• [Exercise] Copy out, from the entries below, each line holding the string "left".
• • • • • • •
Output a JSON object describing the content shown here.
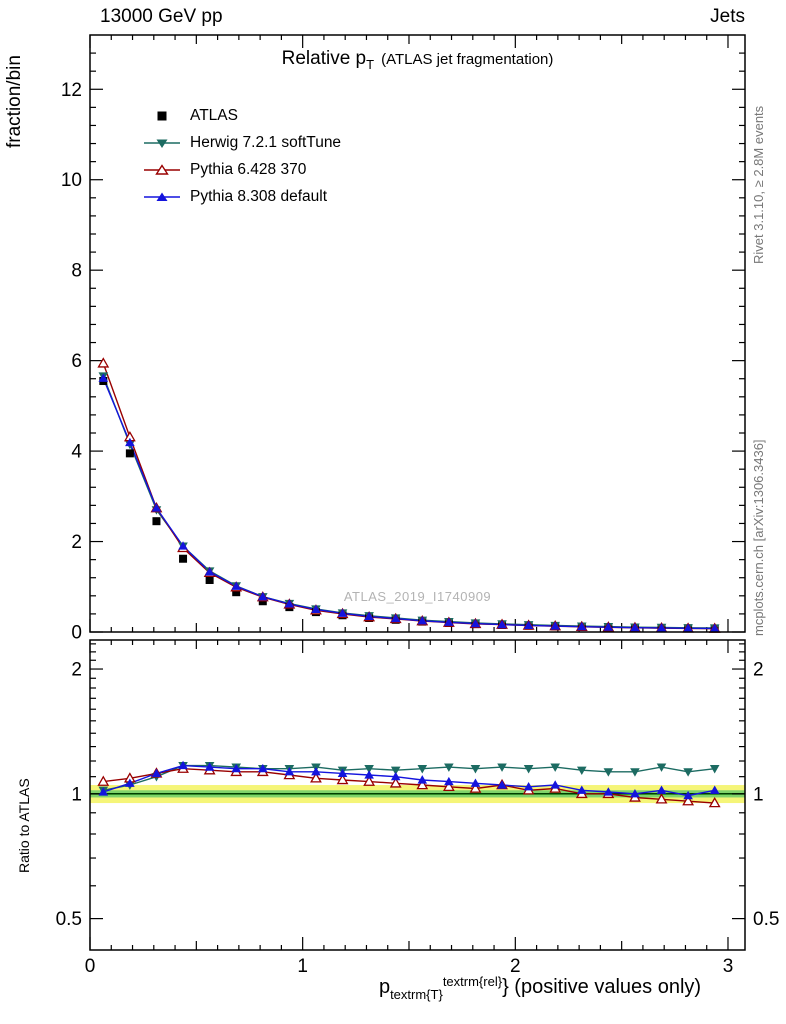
{
  "header": {
    "left": "13000 GeV pp",
    "right": "Jets"
  },
  "side_labels": {
    "top_right": "Rivet 3.1.10, ≥ 2.8M events",
    "bottom_right": "mcplots.cern.ch [arXiv:1306.3436]"
  },
  "watermark": "ATLAS_2019_I1740909",
  "chart_data": {
    "type": "line",
    "title_main": "Relative p",
    "title_sub": "T",
    "title_note": "(ATLAS jet fragmentation)",
    "ylabel_main": "fraction/bin",
    "ylabel_ratio": "Ratio to ATLAS",
    "xlabel": {
      "base": "p",
      "sub": "textrm{T}",
      "sup": "textrm{rel}",
      "rest": "} (positive values only)"
    },
    "xlim": [
      0,
      3.08
    ],
    "xticks": [
      0,
      1,
      2,
      3
    ],
    "ylim_main": [
      0,
      13.2
    ],
    "yticks_main": [
      0,
      2,
      4,
      6,
      8,
      10,
      12
    ],
    "ylim_ratio": [
      0.42,
      2.35
    ],
    "yticks_ratio": [
      0.5,
      1,
      2
    ],
    "ratio_scale": "log",
    "grid": false,
    "legend_position": "top-left-inside",
    "bin_width": 0.125,
    "x": [
      0.0625,
      0.1875,
      0.3125,
      0.4375,
      0.5625,
      0.6875,
      0.8125,
      0.9375,
      1.0625,
      1.1875,
      1.3125,
      1.4375,
      1.5625,
      1.6875,
      1.8125,
      1.9375,
      2.0625,
      2.1875,
      2.3125,
      2.4375,
      2.5625,
      2.6875,
      2.8125,
      2.9375
    ],
    "series": [
      {
        "name": "ATLAS",
        "marker": "square-filled",
        "color": "#000000",
        "draw_line": false,
        "values": [
          5.55,
          3.95,
          2.45,
          1.62,
          1.15,
          0.88,
          0.68,
          0.55,
          0.44,
          0.37,
          0.31,
          0.27,
          0.23,
          0.2,
          0.175,
          0.155,
          0.14,
          0.125,
          0.115,
          0.105,
          0.095,
          0.088,
          0.082,
          0.078
        ]
      },
      {
        "name": "Herwig 7.2.1 softTune",
        "marker": "triangle-down-filled",
        "color": "#1c6b62",
        "values": [
          5.66,
          4.15,
          2.7,
          1.9,
          1.35,
          1.02,
          0.78,
          0.63,
          0.51,
          0.42,
          0.36,
          0.31,
          0.26,
          0.23,
          0.2,
          0.18,
          0.161,
          0.145,
          0.131,
          0.119,
          0.107,
          0.102,
          0.093,
          0.09
        ],
        "ratio": [
          1.02,
          1.05,
          1.1,
          1.17,
          1.17,
          1.16,
          1.15,
          1.15,
          1.16,
          1.14,
          1.15,
          1.14,
          1.15,
          1.16,
          1.15,
          1.16,
          1.15,
          1.16,
          1.14,
          1.13,
          1.13,
          1.16,
          1.13,
          1.15
        ]
      },
      {
        "name": "Pythia 6.428 370",
        "marker": "triangle-up-open",
        "color": "#990000",
        "values": [
          5.94,
          4.31,
          2.74,
          1.86,
          1.31,
          0.99,
          0.77,
          0.61,
          0.48,
          0.4,
          0.33,
          0.29,
          0.24,
          0.208,
          0.18,
          0.163,
          0.143,
          0.129,
          0.115,
          0.105,
          0.093,
          0.085,
          0.079,
          0.074
        ],
        "ratio": [
          1.07,
          1.09,
          1.12,
          1.15,
          1.14,
          1.13,
          1.13,
          1.11,
          1.09,
          1.08,
          1.07,
          1.06,
          1.05,
          1.04,
          1.03,
          1.05,
          1.02,
          1.03,
          1.0,
          1.0,
          0.98,
          0.97,
          0.96,
          0.95
        ]
      },
      {
        "name": "Pythia 8.308 default",
        "marker": "triangle-up-filled",
        "color": "#1414dd",
        "values": [
          5.61,
          4.19,
          2.74,
          1.9,
          1.33,
          1.01,
          0.78,
          0.62,
          0.5,
          0.414,
          0.344,
          0.297,
          0.248,
          0.214,
          0.185,
          0.163,
          0.146,
          0.131,
          0.117,
          0.106,
          0.095,
          0.09,
          0.081,
          0.08
        ],
        "ratio": [
          1.01,
          1.06,
          1.12,
          1.17,
          1.16,
          1.15,
          1.15,
          1.13,
          1.13,
          1.12,
          1.11,
          1.1,
          1.08,
          1.07,
          1.06,
          1.05,
          1.04,
          1.05,
          1.02,
          1.01,
          1.0,
          1.02,
          0.99,
          1.02
        ]
      }
    ],
    "ratio_band": {
      "yellow": [
        0.95,
        1.05
      ],
      "green": [
        0.98,
        1.02
      ],
      "line": 1.0,
      "yellow_color": "#f5f578",
      "green_color": "#7fd36b",
      "line_color": "#007a00"
    }
  }
}
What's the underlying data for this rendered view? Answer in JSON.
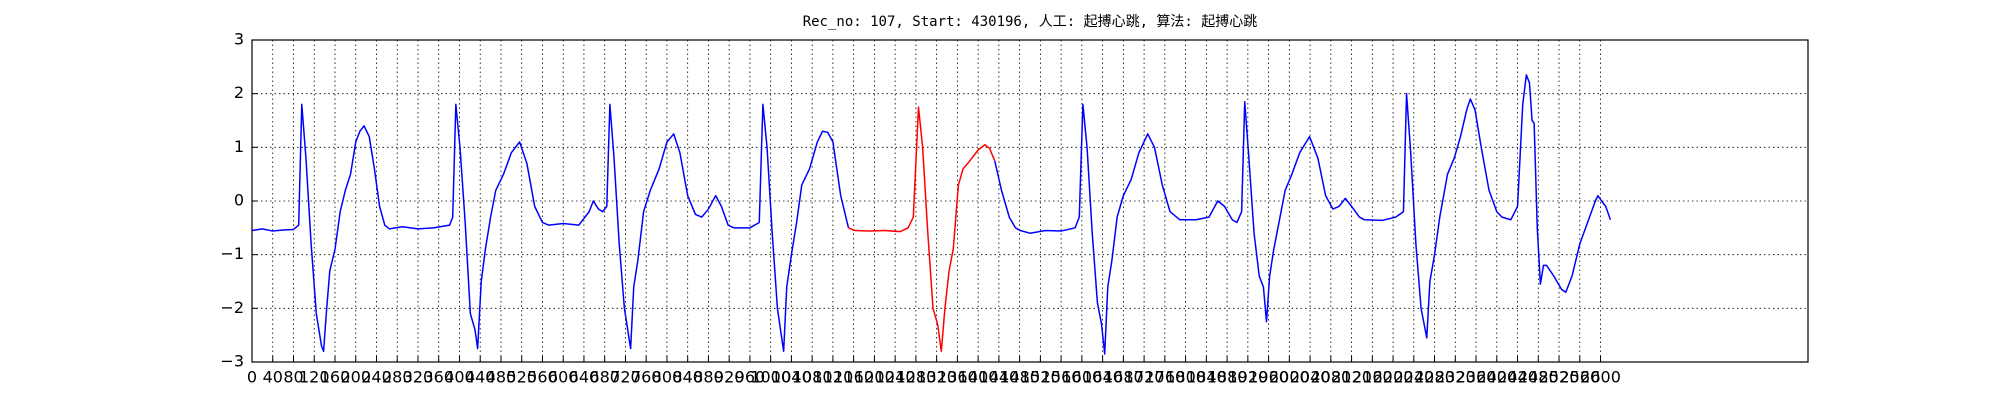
{
  "chart_data": {
    "type": "line",
    "title": "Rec_no: 107, Start: 430196, 人工: 起搏心跳, 算法: 起搏心跳",
    "xlim": [
      0,
      3000
    ],
    "ylim": [
      -3,
      3
    ],
    "xticks": [
      0,
      40,
      80,
      120,
      160,
      200,
      240,
      280,
      320,
      360,
      400,
      440,
      480,
      520,
      560,
      600,
      640,
      680,
      720,
      760,
      800,
      840,
      880,
      920,
      960,
      1000,
      1040,
      1080,
      1120,
      1160,
      1200,
      1240,
      1280,
      1320,
      1360,
      1400,
      1440,
      1480,
      1520,
      1560,
      1600,
      1640,
      1680,
      1720,
      1760,
      1800,
      1840,
      1880,
      1920,
      1960,
      2000,
      2040,
      2080,
      2120,
      2160,
      2200,
      2240,
      2280,
      2320,
      2360,
      2400,
      2440,
      2480,
      2520,
      2560,
      2600
    ],
    "yticks": [
      {
        "value": -3,
        "label": "−3"
      },
      {
        "value": -2,
        "label": "−2"
      },
      {
        "value": -1,
        "label": "−1"
      },
      0,
      1,
      2,
      3
    ],
    "grid": true,
    "series": [
      {
        "color": "#0000ff",
        "x": [
          0,
          20,
          40,
          60,
          80,
          90,
          96,
          104,
          114,
          124,
          134,
          138,
          144,
          150,
          160,
          170,
          180,
          190,
          200,
          208,
          216,
          226,
          236,
          246,
          256,
          265,
          290,
          320,
          350,
          381,
          387,
          393,
          401,
          411,
          421,
          430,
          435,
          442,
          450,
          460,
          470,
          485,
          500,
          516,
          530,
          545,
          560,
          572,
          600,
          630,
          650,
          658,
          668,
          676,
          684,
          690,
          698,
          708,
          718,
          730,
          736,
          744,
          755,
          768,
          785,
          800,
          813,
          825,
          840,
          855,
          867,
          880,
          894,
          905,
          918,
          929,
          960,
          978,
          985,
          993,
          1003,
          1013,
          1025,
          1031,
          1040,
          1050,
          1060,
          1075,
          1090,
          1100,
          1110,
          1120,
          1135,
          1150
        ],
        "values": [
          -0.55,
          -0.52,
          -0.56,
          -0.54,
          -0.53,
          -0.45,
          1.8,
          0.8,
          -0.8,
          -2.1,
          -2.7,
          -2.8,
          -2.0,
          -1.3,
          -0.9,
          -0.2,
          0.2,
          0.5,
          1.1,
          1.3,
          1.4,
          1.2,
          0.6,
          -0.1,
          -0.45,
          -0.52,
          -0.48,
          -0.52,
          -0.5,
          -0.45,
          -0.3,
          1.8,
          1.0,
          -0.4,
          -2.1,
          -2.4,
          -2.75,
          -1.5,
          -0.9,
          -0.3,
          0.2,
          0.5,
          0.9,
          1.1,
          0.7,
          -0.1,
          -0.4,
          -0.45,
          -0.42,
          -0.45,
          -0.2,
          0.0,
          -0.15,
          -0.2,
          -0.1,
          1.8,
          0.8,
          -0.8,
          -2.0,
          -2.75,
          -1.6,
          -1.1,
          -0.2,
          0.2,
          0.6,
          1.1,
          1.25,
          0.9,
          0.1,
          -0.25,
          -0.3,
          -0.15,
          0.1,
          -0.1,
          -0.45,
          -0.5,
          -0.5,
          -0.4,
          1.8,
          1.0,
          -0.6,
          -2.0,
          -2.8,
          -1.6,
          -1.0,
          -0.4,
          0.3,
          0.6,
          1.1,
          1.3,
          1.28,
          1.1,
          0.1,
          -0.5
        ]
      },
      {
        "color": "#ff0000",
        "x": [
          1150,
          1162,
          1190,
          1220,
          1250,
          1265,
          1275,
          1285,
          1293,
          1303,
          1313,
          1322,
          1329,
          1336,
          1344,
          1352,
          1362,
          1371,
          1380,
          1388,
          1400,
          1413,
          1422,
          1432
        ],
        "values": [
          -0.5,
          -0.55,
          -0.56,
          -0.55,
          -0.57,
          -0.5,
          -0.3,
          1.75,
          1.0,
          -0.6,
          -2.0,
          -2.3,
          -2.8,
          -2.0,
          -1.3,
          -0.9,
          0.3,
          0.6,
          0.7,
          0.8,
          0.95,
          1.05,
          0.98,
          0.75
        ]
      },
      {
        "color": "#0000ff",
        "x": [
          1432,
          1445,
          1460,
          1472,
          1481,
          1500,
          1530,
          1560,
          1587,
          1595,
          1602,
          1610,
          1620,
          1630,
          1638,
          1644,
          1650,
          1658,
          1668,
          1680,
          1695,
          1710,
          1727,
          1740,
          1755,
          1770,
          1789,
          1820,
          1845,
          1862,
          1875,
          1890,
          1899,
          1908,
          1914,
          1922,
          1932,
          1942,
          1950,
          1956,
          1962,
          1970,
          1980,
          1992,
          2005,
          2020,
          2039,
          2055,
          2070,
          2084,
          2096,
          2108,
          2120,
          2135,
          2145,
          2180,
          2205,
          2220,
          2226,
          2234,
          2244,
          2254,
          2265,
          2271,
          2280,
          2290,
          2305,
          2318,
          2330,
          2342,
          2349,
          2358,
          2370,
          2385,
          2400,
          2410,
          2427,
          2440,
          2450,
          2457,
          2463,
          2468,
          2472,
          2478,
          2484,
          2490,
          2496,
          2510,
          2525,
          2533,
          2545,
          2560,
          2575,
          2590,
          2595,
          2602,
          2610,
          2619
        ],
        "values": [
          0.75,
          0.2,
          -0.3,
          -0.5,
          -0.55,
          -0.6,
          -0.55,
          -0.56,
          -0.5,
          -0.3,
          1.8,
          1.0,
          -0.6,
          -1.9,
          -2.3,
          -2.85,
          -1.6,
          -1.1,
          -0.3,
          0.1,
          0.4,
          0.9,
          1.25,
          1.0,
          0.3,
          -0.2,
          -0.35,
          -0.35,
          -0.3,
          0.0,
          -0.1,
          -0.35,
          -0.4,
          -0.2,
          1.85,
          0.8,
          -0.6,
          -1.4,
          -1.6,
          -2.25,
          -1.4,
          -0.9,
          -0.4,
          0.2,
          0.5,
          0.9,
          1.2,
          0.8,
          0.1,
          -0.15,
          -0.1,
          0.05,
          -0.1,
          -0.3,
          -0.35,
          -0.36,
          -0.3,
          -0.2,
          2.0,
          0.9,
          -0.8,
          -2.0,
          -2.55,
          -1.5,
          -1.0,
          -0.3,
          0.5,
          0.8,
          1.2,
          1.7,
          1.9,
          1.7,
          1.0,
          0.2,
          -0.2,
          -0.3,
          -0.35,
          -0.1,
          1.8,
          2.35,
          2.2,
          1.5,
          1.45,
          -0.5,
          -1.55,
          -1.2,
          -1.2,
          -1.4,
          -1.65,
          -1.7,
          -1.4,
          -0.8,
          -0.4,
          0.0,
          0.1,
          0.0,
          -0.1,
          -0.35
        ]
      }
    ]
  }
}
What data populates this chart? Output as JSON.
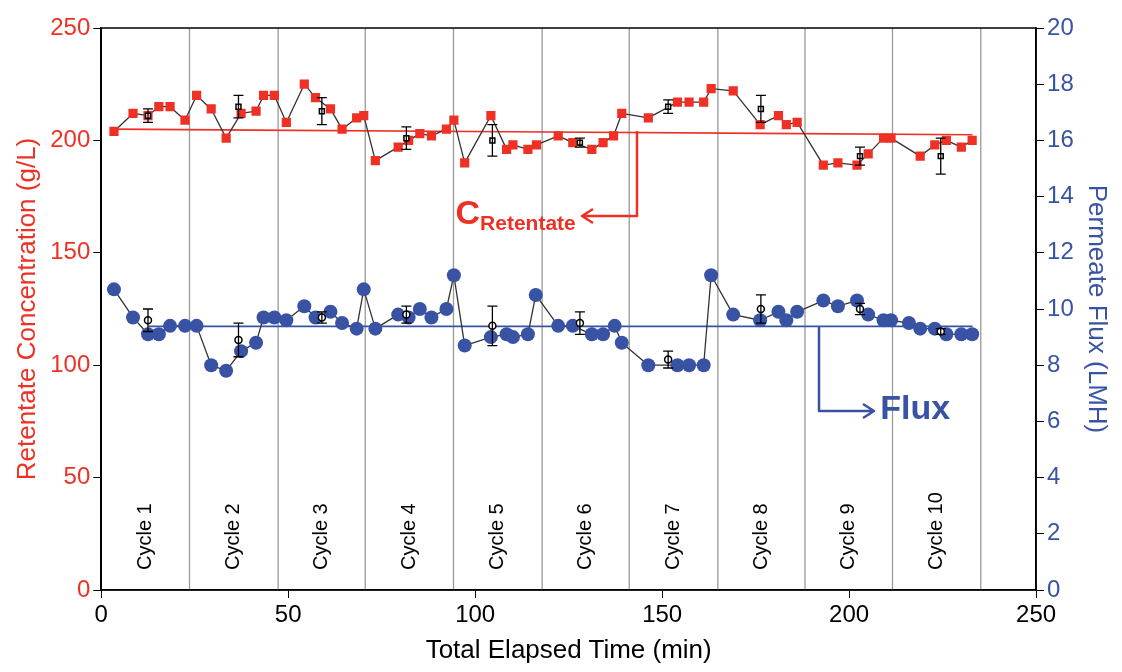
{
  "chart_data": {
    "type": "line",
    "xlabel": "Total Elapsed Time (min)",
    "ylabel": "Retentate Concentration (g/L)",
    "y2label": "Permeate Flux (LMH)",
    "xlim": [
      0,
      250
    ],
    "xticks": [
      0,
      50,
      100,
      150,
      200,
      250
    ],
    "ylim": [
      0,
      250
    ],
    "yticks": [
      0,
      50,
      100,
      150,
      200,
      250
    ],
    "y2lim": [
      0,
      20
    ],
    "y2ticks": [
      0,
      2,
      4,
      6,
      8,
      10,
      12,
      14,
      16,
      18,
      20
    ],
    "legend": false,
    "series": [
      {
        "marker": "square",
        "color": "#ee3124",
        "x": [
          3.4,
          8.5,
          12.5,
          15.4,
          18.4,
          22.4,
          25.5,
          29.4,
          33.4,
          37.4,
          41.4,
          43.4,
          46.3,
          49.5,
          54.3,
          57.3,
          61.3,
          64.4,
          68.3,
          70.2,
          73.3,
          79.4,
          82.2,
          85.2,
          88.3,
          92.3,
          94.3,
          97.2,
          104.2,
          108.4,
          110.1,
          114.1,
          116.4,
          122.2,
          126.1,
          131.2,
          134.2,
          137.0,
          139.2,
          146.3,
          154.1,
          157.2,
          161.1,
          163.1,
          169.0,
          176.2,
          181.1,
          183.2,
          186.1,
          193.1,
          197.0,
          202.1,
          205.1,
          209.2,
          211.2,
          219.0,
          222.9,
          226.0,
          230.0,
          232.9
        ],
        "values": [
          204,
          212,
          211,
          215,
          215,
          209,
          220,
          214,
          201,
          212,
          213,
          220,
          220,
          208,
          225,
          219,
          214,
          205,
          210,
          211,
          191,
          197,
          200,
          203,
          202,
          205,
          209,
          190,
          211,
          196,
          198,
          196,
          198,
          202,
          199,
          196,
          199,
          202,
          212,
          210,
          217,
          217,
          217,
          223,
          222,
          207,
          211,
          207,
          208,
          189,
          190,
          189,
          194,
          201,
          201,
          193,
          198,
          200,
          197,
          200
        ]
      },
      {
        "marker": "none",
        "color": "#ee3124",
        "x": [
          3,
          233
        ],
        "values": [
          205,
          202.5
        ]
      },
      {
        "type": "scatter",
        "marker": "square",
        "color": "#000000",
        "x": [
          12.5,
          36.7,
          59.0,
          81.6,
          104.6,
          128.0,
          151.6,
          176.4,
          202.9,
          224.5
        ],
        "values": [
          211,
          215,
          213,
          201,
          200,
          199,
          215,
          214,
          193,
          193
        ],
        "errors": [
          3,
          5,
          6,
          5,
          7,
          2,
          3,
          6,
          4,
          8
        ]
      },
      {
        "marker": "circle",
        "axis": "y2",
        "color": "#3953a4",
        "x": [
          3.4,
          8.5,
          12.5,
          15.4,
          18.4,
          22.4,
          25.5,
          29.4,
          33.4,
          37.4,
          41.4,
          43.4,
          46.3,
          49.5,
          54.3,
          57.3,
          61.3,
          64.4,
          68.3,
          70.2,
          73.3,
          79.4,
          82.2,
          85.2,
          88.3,
          92.3,
          94.3,
          97.2,
          104.2,
          108.4,
          110.1,
          114.1,
          116.2,
          122.2,
          126.1,
          131.2,
          134.2,
          137.3,
          139.2,
          146.3,
          154.1,
          157.2,
          161.1,
          163.1,
          169.0,
          176.2,
          181.1,
          183.2,
          186.1,
          193.1,
          197.0,
          202.1,
          205.1,
          209.2,
          211.2,
          216.0,
          219.0,
          222.9,
          226.0,
          230.0,
          232.9
        ],
        "values": [
          10.7,
          9.7,
          9.1,
          9.1,
          9.4,
          9.4,
          9.4,
          8.0,
          7.8,
          8.5,
          8.8,
          9.7,
          9.7,
          9.6,
          10.1,
          9.7,
          9.9,
          9.5,
          9.3,
          10.7,
          9.3,
          9.8,
          9.7,
          10.0,
          9.7,
          10.0,
          11.2,
          8.7,
          9.0,
          9.1,
          9.0,
          9.1,
          10.5,
          9.4,
          9.4,
          9.1,
          9.1,
          9.4,
          8.8,
          8.0,
          8.0,
          8.0,
          8.0,
          11.2,
          9.8,
          9.6,
          9.9,
          9.6,
          9.9,
          10.3,
          10.1,
          10.3,
          9.8,
          9.6,
          9.6,
          9.5,
          9.3,
          9.3,
          9.1,
          9.1,
          9.1
        ]
      },
      {
        "marker": "none",
        "axis": "y2",
        "color": "#3953a4",
        "x": [
          12.7,
          233
        ],
        "values": [
          9.38,
          9.38
        ]
      },
      {
        "type": "scatter",
        "marker": "circle",
        "axis": "y2",
        "color": "#000000",
        "x": [
          12.5,
          36.7,
          59.0,
          81.6,
          104.6,
          128.0,
          151.6,
          176.4,
          202.9,
          224.5
        ],
        "values": [
          9.6,
          8.9,
          9.7,
          9.8,
          9.4,
          9.5,
          8.2,
          10.0,
          10.0,
          9.2
        ],
        "errors": [
          0.4,
          0.6,
          0.2,
          0.3,
          0.7,
          0.4,
          0.3,
          0.5,
          0.2,
          0.1
        ]
      }
    ],
    "ref_lines": [
      {
        "axis": "x",
        "value": 23.6,
        "color": "#999999"
      },
      {
        "axis": "x",
        "value": 47.3,
        "color": "#999999"
      },
      {
        "axis": "x",
        "value": 70.6,
        "color": "#999999"
      },
      {
        "axis": "x",
        "value": 94.2,
        "color": "#999999"
      },
      {
        "axis": "x",
        "value": 117.9,
        "color": "#999999"
      },
      {
        "axis": "x",
        "value": 141.2,
        "color": "#999999"
      },
      {
        "axis": "x",
        "value": 164.9,
        "color": "#999999"
      },
      {
        "axis": "x",
        "value": 188.2,
        "color": "#999999"
      },
      {
        "axis": "x",
        "value": 211.6,
        "color": "#999999"
      },
      {
        "axis": "x",
        "value": 235.2,
        "color": "#999999"
      }
    ],
    "annotations": [
      "Cycle 1",
      "Cycle 2",
      "Cycle 3",
      "Cycle 4",
      "Cycle 5",
      "Cycle 6",
      "Cycle 7",
      "Cycle 8",
      "Cycle 9",
      "Cycle 10",
      {
        "text": "C$_{Retentate}$",
        "x": 143.2,
        "y": 204
      },
      {
        "text": "Flux",
        "x": 192,
        "y": 117.25
      }
    ]
  }
}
• • • • • • •
• [Expected answer]
    "left": "13000 GeV pp",
    "legend_position": "top-left-inside",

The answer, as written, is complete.